* [WHAT THE TASK ASKS]:
Copy out each line of the data that holds the word "music".

A run of records:
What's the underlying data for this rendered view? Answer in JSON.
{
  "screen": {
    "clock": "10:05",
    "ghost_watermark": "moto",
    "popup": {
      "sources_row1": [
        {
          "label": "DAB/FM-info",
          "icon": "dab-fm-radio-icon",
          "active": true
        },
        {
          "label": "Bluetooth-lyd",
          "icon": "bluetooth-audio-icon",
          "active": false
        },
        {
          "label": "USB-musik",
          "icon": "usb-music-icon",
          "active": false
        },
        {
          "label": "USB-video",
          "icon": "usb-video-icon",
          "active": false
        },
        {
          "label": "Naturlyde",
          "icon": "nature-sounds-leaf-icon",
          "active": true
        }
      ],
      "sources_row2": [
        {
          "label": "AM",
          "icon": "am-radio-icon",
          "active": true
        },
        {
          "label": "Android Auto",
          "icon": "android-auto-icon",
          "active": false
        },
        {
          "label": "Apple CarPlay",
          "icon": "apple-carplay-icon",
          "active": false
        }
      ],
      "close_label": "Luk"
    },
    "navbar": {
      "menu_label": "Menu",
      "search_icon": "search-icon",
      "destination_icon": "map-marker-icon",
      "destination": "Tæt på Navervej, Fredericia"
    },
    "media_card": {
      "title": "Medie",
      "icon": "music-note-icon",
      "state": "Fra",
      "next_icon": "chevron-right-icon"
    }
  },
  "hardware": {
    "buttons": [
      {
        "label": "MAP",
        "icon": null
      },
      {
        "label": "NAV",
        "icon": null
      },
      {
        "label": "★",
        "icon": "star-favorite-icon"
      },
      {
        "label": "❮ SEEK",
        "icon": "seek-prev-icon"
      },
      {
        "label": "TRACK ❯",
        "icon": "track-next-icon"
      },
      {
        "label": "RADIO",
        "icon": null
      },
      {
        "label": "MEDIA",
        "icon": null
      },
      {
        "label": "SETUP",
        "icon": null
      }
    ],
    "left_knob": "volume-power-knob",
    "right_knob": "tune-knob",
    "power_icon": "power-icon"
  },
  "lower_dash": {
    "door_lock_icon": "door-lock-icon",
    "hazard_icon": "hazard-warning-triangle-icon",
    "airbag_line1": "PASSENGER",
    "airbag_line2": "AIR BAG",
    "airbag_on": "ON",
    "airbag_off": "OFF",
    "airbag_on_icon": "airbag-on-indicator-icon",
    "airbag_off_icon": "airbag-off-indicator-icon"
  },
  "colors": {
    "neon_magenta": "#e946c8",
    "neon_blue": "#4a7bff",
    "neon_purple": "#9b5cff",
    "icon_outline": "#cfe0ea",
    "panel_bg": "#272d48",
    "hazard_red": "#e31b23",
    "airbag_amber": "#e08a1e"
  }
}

* [OUTPUT FOR THIS EXERCISE]:
          "icon": "usb-music-icon",
      "icon": "music-note-icon",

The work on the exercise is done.